Dataset records:
[Start]
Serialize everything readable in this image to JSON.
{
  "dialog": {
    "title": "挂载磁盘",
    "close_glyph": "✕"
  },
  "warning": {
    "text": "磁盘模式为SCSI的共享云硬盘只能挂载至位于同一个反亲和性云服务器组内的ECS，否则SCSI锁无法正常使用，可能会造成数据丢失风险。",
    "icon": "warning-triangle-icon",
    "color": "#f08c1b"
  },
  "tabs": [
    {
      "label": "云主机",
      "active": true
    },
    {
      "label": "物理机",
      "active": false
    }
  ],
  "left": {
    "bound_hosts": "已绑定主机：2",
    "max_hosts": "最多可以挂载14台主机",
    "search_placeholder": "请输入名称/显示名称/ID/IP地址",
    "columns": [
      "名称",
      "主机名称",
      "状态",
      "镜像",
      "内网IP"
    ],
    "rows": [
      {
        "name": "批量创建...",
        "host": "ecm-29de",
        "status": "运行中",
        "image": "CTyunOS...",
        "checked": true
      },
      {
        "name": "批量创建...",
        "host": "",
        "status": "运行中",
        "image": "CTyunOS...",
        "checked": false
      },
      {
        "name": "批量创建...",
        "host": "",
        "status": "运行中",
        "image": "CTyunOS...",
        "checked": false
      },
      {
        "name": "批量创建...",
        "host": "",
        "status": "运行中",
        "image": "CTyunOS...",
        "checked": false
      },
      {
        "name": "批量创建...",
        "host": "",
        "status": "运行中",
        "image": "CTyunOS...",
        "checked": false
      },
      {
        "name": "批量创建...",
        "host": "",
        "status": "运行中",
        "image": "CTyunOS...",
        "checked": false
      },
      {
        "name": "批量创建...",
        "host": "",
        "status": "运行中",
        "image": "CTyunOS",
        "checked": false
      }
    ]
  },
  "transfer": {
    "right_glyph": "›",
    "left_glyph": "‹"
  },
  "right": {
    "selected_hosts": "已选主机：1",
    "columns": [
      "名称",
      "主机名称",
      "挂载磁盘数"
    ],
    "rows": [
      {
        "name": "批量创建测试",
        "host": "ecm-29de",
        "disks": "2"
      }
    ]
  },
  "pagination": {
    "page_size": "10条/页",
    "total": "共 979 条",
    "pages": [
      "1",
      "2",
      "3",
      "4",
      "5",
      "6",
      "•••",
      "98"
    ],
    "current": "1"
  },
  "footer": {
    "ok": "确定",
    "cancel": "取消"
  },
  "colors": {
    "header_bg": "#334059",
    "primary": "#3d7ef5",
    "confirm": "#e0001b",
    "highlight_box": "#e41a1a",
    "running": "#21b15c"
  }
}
[End]
**Aim**
Retype all the records, matching them exactly.

**Finished task**
Serialize everything readable in this image to JSON.
{
  "dialog": {
    "title": "挂载磁盘",
    "close_glyph": "✕"
  },
  "warning": {
    "text": "磁盘模式为SCSI的共享云硬盘只能挂载至位于同一个反亲和性云服务器组内的ECS，否则SCSI锁无法正常使用，可能会造成数据丢失风险。",
    "icon": "warning-triangle-icon",
    "color": "#f08c1b"
  },
  "tabs": [
    {
      "label": "云主机",
      "active": true
    },
    {
      "label": "物理机",
      "active": false
    }
  ],
  "left": {
    "bound_hosts": "已绑定主机：2",
    "max_hosts": "最多可以挂载14台主机",
    "search_placeholder": "请输入名称/显示名称/ID/IP地址",
    "columns": [
      "名称",
      "主机名称",
      "状态",
      "镜像",
      "内网IP"
    ],
    "rows": [
      {
        "name": "批量创建...",
        "host": "ecm-29de",
        "status": "运行中",
        "image": "CTyunOS...",
        "checked": true
      },
      {
        "name": "批量创建...",
        "host": "",
        "status": "运行中",
        "image": "CTyunOS...",
        "checked": false
      },
      {
        "name": "批量创建...",
        "host": "",
        "status": "运行中",
        "image": "CTyunOS...",
        "checked": false
      },
      {
        "name": "批量创建...",
        "host": "",
        "status": "运行中",
        "image": "CTyunOS...",
        "checked": false
      },
      {
        "name": "批量创建...",
        "host": "",
        "status": "运行中",
        "image": "CTyunOS...",
        "checked": false
      },
      {
        "name": "批量创建...",
        "host": "",
        "status": "运行中",
        "image": "CTyunOS...",
        "checked": false
      },
      {
        "name": "批量创建...",
        "host": "",
        "status": "运行中",
        "image": "CTyunOS",
        "checked": false
      }
    ]
  },
  "transfer": {
    "right_glyph": "›",
    "left_glyph": "‹"
  },
  "right": {
    "selected_hosts": "已选主机：1",
    "columns": [
      "名称",
      "主机名称",
      "挂载磁盘数"
    ],
    "rows": [
      {
        "name": "批量创建测试",
        "host": "ecm-29de",
        "disks": "2"
      }
    ]
  },
  "pagination": {
    "page_size": "10条/页",
    "total": "共 979 条",
    "pages": [
      "1",
      "2",
      "3",
      "4",
      "5",
      "6",
      "•••",
      "98"
    ],
    "current": "1"
  },
  "footer": {
    "ok": "确定",
    "cancel": "取消"
  },
  "colors": {
    "header_bg": "#334059",
    "primary": "#3d7ef5",
    "confirm": "#e0001b",
    "highlight_box": "#e41a1a",
    "running": "#21b15c"
  }
}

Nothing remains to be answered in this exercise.